Return a copy of every line in the records that includes the word "MAPK".

== DATA LINES

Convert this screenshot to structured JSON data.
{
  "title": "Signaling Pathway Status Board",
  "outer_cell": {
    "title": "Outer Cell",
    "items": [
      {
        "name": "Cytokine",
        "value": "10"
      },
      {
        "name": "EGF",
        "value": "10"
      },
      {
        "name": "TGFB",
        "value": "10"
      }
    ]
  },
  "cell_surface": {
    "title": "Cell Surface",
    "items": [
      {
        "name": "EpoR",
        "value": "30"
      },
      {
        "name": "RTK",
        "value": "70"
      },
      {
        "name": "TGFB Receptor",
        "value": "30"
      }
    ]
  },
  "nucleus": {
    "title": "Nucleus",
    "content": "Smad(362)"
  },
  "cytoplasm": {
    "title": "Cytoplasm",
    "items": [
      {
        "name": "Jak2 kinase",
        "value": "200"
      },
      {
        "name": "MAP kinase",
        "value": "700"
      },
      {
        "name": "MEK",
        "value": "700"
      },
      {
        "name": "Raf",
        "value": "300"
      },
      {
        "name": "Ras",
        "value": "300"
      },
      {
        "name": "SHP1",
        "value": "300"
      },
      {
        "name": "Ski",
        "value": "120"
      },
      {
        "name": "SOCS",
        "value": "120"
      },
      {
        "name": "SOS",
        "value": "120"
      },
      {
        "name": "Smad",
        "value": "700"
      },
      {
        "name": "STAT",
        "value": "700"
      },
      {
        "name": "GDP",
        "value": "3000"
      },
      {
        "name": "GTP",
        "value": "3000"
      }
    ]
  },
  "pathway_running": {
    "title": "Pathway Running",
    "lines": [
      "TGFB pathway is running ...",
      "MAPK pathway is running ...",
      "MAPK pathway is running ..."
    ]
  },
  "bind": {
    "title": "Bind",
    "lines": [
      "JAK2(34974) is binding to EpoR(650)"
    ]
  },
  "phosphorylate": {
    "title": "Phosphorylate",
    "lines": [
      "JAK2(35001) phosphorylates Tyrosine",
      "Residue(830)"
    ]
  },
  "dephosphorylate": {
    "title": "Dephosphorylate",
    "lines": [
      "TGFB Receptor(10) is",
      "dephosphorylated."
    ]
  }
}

====

**THE COMPLETED TASK**
      "MAPK pathway is running ...",
      "MAPK pathway is running ..."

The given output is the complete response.